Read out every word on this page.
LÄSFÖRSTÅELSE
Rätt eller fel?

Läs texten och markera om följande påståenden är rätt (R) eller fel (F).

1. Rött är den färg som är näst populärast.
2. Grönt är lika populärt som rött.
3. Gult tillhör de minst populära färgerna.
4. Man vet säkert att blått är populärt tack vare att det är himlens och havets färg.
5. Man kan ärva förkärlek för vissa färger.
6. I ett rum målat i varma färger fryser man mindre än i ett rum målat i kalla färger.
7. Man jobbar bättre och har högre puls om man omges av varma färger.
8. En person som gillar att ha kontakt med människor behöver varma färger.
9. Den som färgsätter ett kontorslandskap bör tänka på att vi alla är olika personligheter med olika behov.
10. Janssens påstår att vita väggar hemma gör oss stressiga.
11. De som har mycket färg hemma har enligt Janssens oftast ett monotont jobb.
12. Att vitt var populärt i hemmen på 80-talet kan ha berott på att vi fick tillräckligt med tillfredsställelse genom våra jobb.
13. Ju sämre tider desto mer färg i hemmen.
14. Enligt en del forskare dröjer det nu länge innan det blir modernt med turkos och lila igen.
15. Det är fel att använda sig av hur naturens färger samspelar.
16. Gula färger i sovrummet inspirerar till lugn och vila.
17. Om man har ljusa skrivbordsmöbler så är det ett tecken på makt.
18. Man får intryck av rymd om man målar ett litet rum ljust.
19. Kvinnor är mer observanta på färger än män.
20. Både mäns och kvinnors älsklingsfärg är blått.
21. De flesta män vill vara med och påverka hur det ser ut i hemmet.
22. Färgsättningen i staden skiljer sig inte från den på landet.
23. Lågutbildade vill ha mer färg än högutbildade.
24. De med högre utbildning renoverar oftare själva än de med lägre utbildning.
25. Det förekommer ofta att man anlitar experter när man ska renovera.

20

◇ ◇ ◇ ◇ ◇

Exercise directions
An exact transcription of every record above is required.

Exercise solution
Read out every word on this page.
LÄSFÖRSTÅELSE
Rätt eller fel?

Läs texten och markera om följande påståenden är rätt (R) eller fel (F).

1. Rött är den färg som är näst populärast.
2. Grönt är lika populärt som rött.
3. Gult tillhör de minst populära färgerna.
4. Man vet säkert att blått är populärt tack vare att det är himlens och havets färg.
5. Man kan ärva förkärlek för vissa färger.
6. I ett rum målat i varma färger fryser man mindre än i ett rum målat i kalla färger.
7. Man jobbar bättre och har högre puls om man omges av varma färger.
8. En person som gillar att ha kontakt med människor behöver varma färger.
9. Den som färgsätter ett kontorslandskap bör tänka på att vi alla är olika personligheter med olika behov.
10. Janssens påstår att vita väggar hemma gör oss stressiga.
11. De som har mycket färg hemma har enligt Janssens oftast ett monotont jobb.
12. Att vitt var populärt i hemmen på 80-talet kan ha berott på att vi fick tillräckligt med tillfredsställelse genom våra jobb.
13. Ju sämre tider desto mer färg i hemmen.
14. Enligt en del forskare dröjer det nu länge innan det blir modernt med turkos och lila igen.
15. Det är fel att använda sig av hur naturens färger samspelar.
16. Gula färger i sovrummet inspirerar till lugn och vila.
17. Om man har ljusa skrivbordsmöbler så är det ett tecken på makt.
18. Man får intryck av rymd om man målar ett litet rum ljust.
19. Kvinnor är mer observanta på färger än män.
20. Både mäns och kvinnors älsklingsfärg är blått.
21. De flesta män vill vara med och påverka hur det ser ut i hemmet.
22. Färgsättningen i staden skiljer sig inte från den på landet.
23. Lågutbildade vill ha mer färg än högutbildade.
24. De med högre utbildning renoverar oftare själva än de med lägre utbildning.
25. Det förekommer ofta att man anlitar experter när man ska renovera.

20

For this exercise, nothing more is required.